§ Exercise details
Pull every line with the word "their" out of the entries below.

Raw records
++++++++++++++++++++

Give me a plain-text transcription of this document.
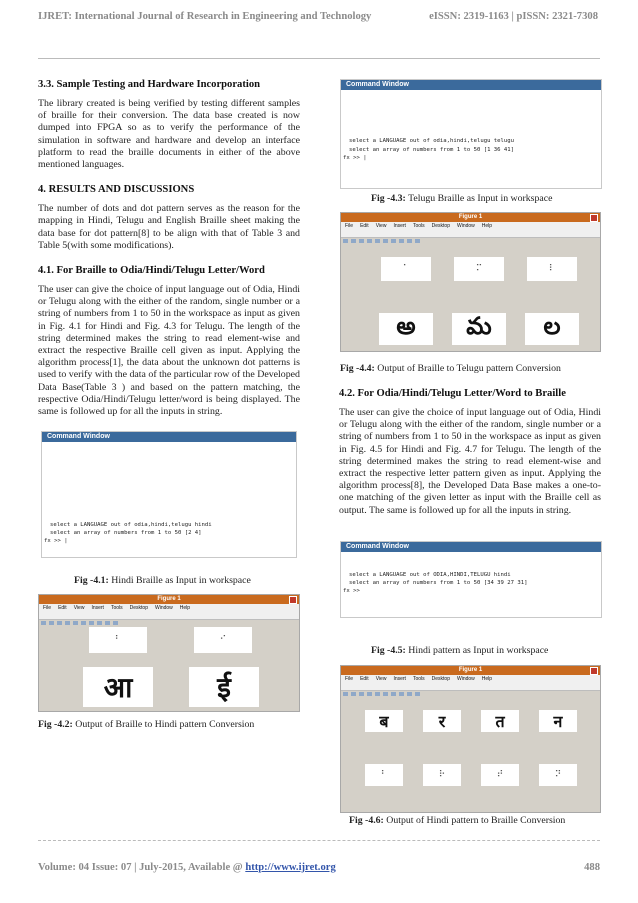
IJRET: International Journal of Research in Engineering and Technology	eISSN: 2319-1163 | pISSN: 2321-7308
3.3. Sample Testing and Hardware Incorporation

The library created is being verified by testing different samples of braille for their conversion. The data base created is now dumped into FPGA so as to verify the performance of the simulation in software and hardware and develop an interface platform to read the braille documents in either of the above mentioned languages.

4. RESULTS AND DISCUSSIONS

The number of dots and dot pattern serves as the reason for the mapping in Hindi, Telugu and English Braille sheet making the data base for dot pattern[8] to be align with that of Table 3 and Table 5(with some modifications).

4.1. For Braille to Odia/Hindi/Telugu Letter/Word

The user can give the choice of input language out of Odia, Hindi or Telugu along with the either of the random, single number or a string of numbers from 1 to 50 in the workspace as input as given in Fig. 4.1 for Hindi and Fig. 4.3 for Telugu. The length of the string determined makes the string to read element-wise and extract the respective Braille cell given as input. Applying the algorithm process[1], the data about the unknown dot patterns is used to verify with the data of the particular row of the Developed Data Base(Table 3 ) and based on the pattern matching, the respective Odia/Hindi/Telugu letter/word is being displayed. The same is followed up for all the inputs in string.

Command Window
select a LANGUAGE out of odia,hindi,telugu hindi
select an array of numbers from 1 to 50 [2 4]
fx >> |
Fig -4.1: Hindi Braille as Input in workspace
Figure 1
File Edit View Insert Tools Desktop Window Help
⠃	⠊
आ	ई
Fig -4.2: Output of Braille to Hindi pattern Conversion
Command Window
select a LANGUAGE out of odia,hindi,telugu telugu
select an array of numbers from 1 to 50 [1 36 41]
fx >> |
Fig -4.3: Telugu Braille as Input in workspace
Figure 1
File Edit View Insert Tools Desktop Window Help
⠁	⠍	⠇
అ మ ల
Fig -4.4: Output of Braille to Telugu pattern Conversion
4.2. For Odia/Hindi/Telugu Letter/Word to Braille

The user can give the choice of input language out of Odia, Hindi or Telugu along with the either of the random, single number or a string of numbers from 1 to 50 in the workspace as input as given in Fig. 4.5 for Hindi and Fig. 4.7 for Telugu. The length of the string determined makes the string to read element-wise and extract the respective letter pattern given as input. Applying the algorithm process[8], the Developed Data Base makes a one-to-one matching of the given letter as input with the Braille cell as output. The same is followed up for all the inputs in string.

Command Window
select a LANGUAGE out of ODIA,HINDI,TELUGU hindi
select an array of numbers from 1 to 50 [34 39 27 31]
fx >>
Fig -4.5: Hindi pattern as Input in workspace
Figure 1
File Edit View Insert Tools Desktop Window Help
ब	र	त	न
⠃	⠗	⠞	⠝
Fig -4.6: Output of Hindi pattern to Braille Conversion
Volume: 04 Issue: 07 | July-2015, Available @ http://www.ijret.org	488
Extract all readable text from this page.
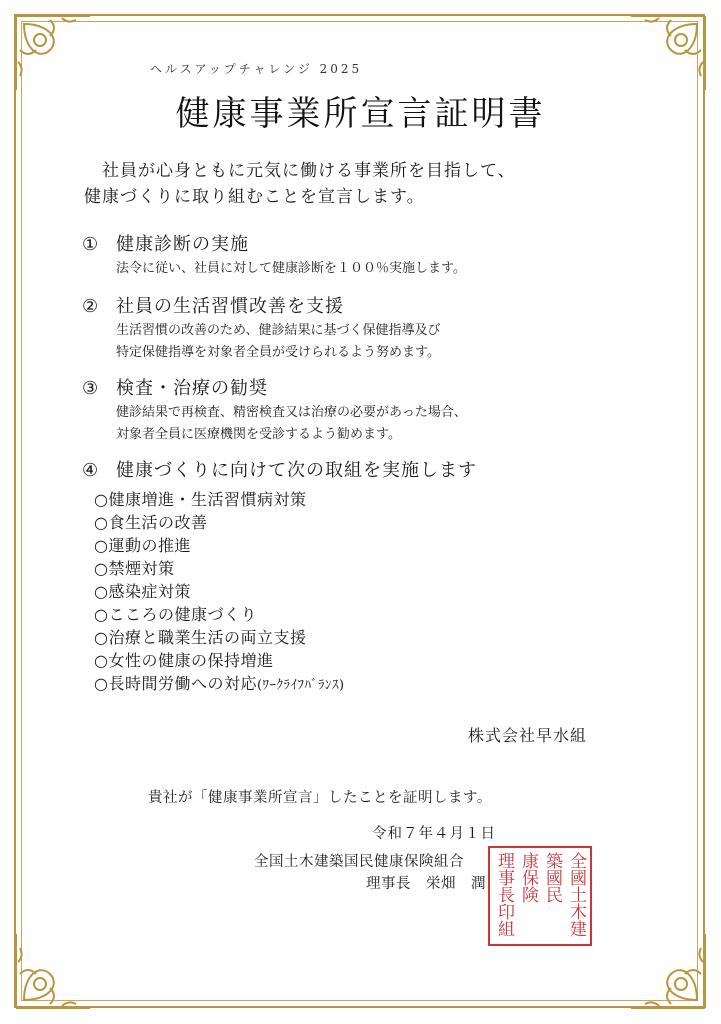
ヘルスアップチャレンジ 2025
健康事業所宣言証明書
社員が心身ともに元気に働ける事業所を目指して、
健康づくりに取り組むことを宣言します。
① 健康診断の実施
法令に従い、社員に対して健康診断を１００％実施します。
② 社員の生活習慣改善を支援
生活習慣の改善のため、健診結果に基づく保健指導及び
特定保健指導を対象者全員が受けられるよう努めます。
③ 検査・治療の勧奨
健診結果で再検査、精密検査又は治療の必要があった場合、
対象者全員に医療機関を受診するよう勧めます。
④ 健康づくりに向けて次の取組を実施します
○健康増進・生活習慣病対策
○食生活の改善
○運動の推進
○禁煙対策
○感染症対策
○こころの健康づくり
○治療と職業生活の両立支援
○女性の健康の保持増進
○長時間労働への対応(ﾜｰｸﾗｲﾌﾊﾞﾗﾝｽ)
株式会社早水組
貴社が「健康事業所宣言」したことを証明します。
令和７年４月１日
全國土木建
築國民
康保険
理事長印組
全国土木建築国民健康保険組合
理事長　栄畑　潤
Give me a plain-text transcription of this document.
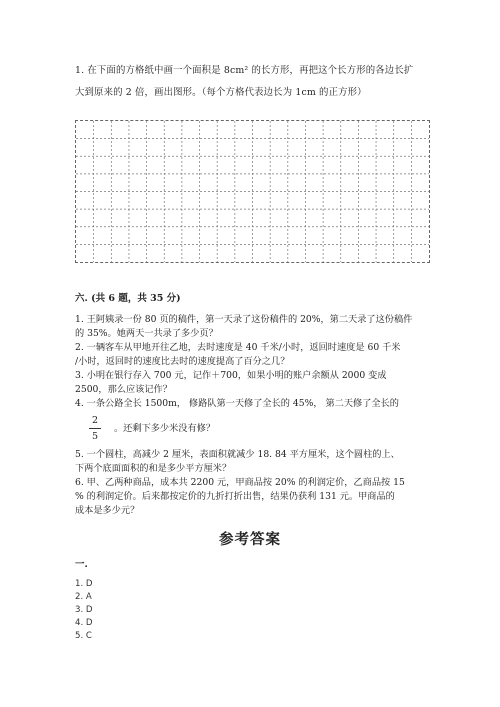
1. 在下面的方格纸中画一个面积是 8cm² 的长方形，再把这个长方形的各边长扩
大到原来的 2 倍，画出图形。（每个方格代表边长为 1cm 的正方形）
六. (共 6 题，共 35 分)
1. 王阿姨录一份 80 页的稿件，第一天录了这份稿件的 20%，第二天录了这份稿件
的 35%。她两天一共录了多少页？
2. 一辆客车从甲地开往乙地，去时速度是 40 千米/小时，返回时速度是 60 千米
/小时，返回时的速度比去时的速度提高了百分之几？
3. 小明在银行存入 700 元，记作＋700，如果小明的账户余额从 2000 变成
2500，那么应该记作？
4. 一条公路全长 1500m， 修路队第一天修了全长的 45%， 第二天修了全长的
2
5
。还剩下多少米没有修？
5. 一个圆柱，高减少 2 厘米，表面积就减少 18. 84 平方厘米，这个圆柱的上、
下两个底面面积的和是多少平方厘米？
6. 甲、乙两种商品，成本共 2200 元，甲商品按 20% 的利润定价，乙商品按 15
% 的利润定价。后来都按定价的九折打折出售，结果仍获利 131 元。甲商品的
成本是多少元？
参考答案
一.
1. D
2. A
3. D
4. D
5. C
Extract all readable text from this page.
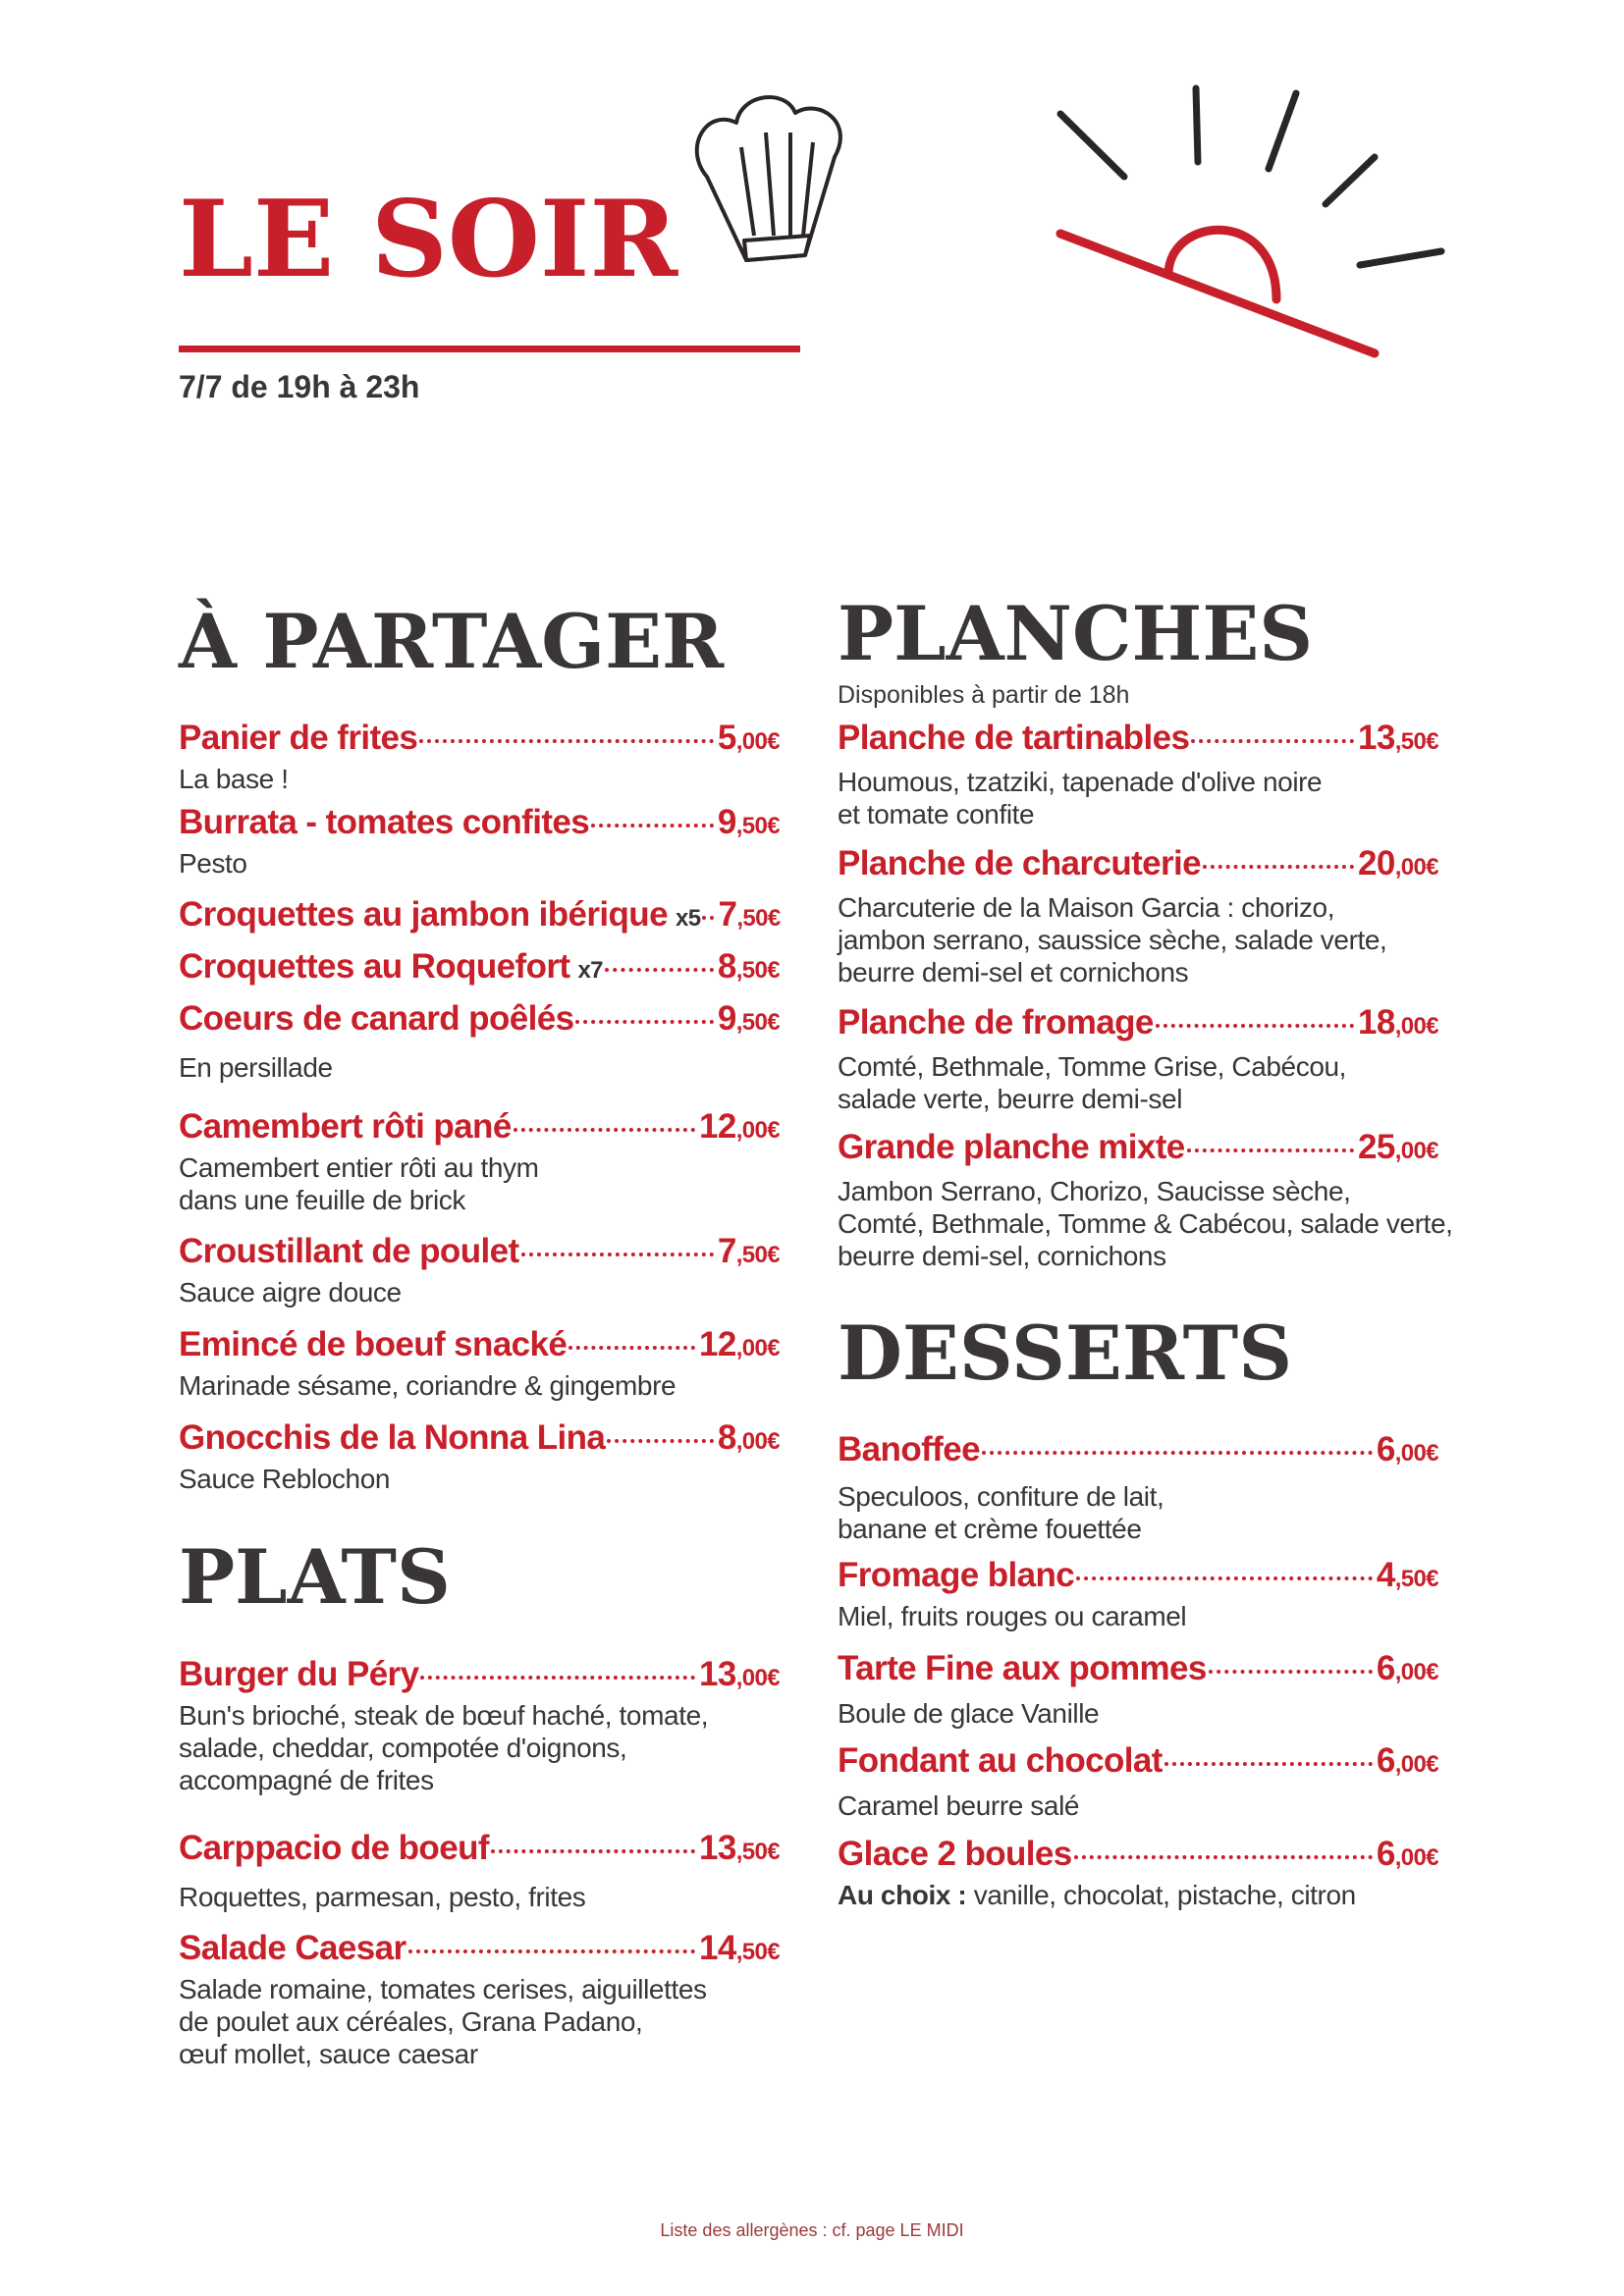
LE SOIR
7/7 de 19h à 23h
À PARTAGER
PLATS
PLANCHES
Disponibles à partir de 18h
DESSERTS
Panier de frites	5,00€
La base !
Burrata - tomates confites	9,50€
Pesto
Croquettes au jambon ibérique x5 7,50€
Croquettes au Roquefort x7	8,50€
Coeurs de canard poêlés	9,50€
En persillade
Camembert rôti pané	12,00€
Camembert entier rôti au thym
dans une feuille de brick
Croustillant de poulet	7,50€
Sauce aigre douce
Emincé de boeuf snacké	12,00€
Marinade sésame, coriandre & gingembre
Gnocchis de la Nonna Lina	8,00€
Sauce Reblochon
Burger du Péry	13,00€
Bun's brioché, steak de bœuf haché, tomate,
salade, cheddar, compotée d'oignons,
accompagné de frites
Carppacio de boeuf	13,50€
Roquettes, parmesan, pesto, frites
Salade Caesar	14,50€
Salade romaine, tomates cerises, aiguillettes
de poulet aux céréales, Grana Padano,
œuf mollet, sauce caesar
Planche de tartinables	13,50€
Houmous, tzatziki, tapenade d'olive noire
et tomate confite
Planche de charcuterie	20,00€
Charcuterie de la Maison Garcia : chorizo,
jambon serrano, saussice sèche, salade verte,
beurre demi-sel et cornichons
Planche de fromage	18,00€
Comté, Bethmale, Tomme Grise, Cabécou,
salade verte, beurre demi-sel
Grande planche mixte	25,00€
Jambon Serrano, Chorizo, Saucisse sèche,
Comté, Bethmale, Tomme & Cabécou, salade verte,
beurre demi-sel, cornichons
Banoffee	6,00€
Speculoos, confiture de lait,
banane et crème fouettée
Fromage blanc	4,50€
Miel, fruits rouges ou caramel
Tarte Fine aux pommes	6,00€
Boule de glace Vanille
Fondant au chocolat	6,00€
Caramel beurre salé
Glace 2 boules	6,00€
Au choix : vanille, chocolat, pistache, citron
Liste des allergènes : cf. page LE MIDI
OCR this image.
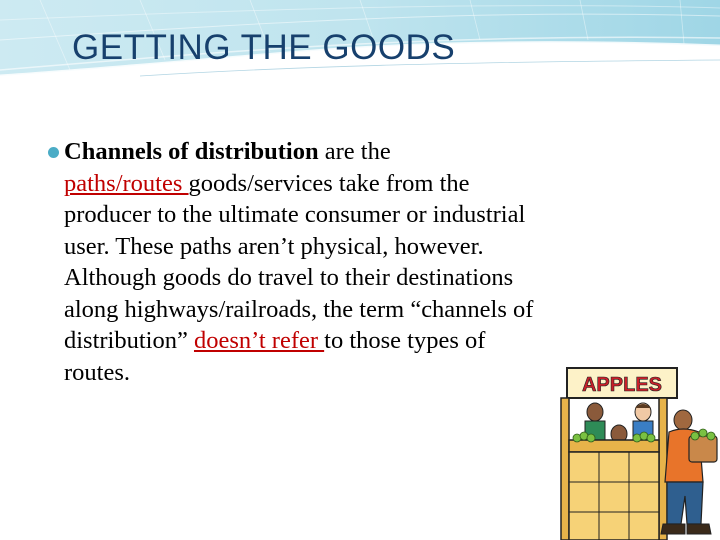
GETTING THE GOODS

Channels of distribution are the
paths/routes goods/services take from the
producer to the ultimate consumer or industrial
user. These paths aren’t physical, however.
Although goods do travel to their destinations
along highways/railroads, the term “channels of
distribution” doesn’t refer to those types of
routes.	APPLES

++++++++++++++++++++

§ Problem solution
The library created is being verified by testing different samples of braille for their conversion. The data base created is now dumped into FPGA so as to verify the performance of the simulation in software and hardware and develop an interface platform to read the braille documents in either of the above mentioned languages.
Although goods do travel to their destinations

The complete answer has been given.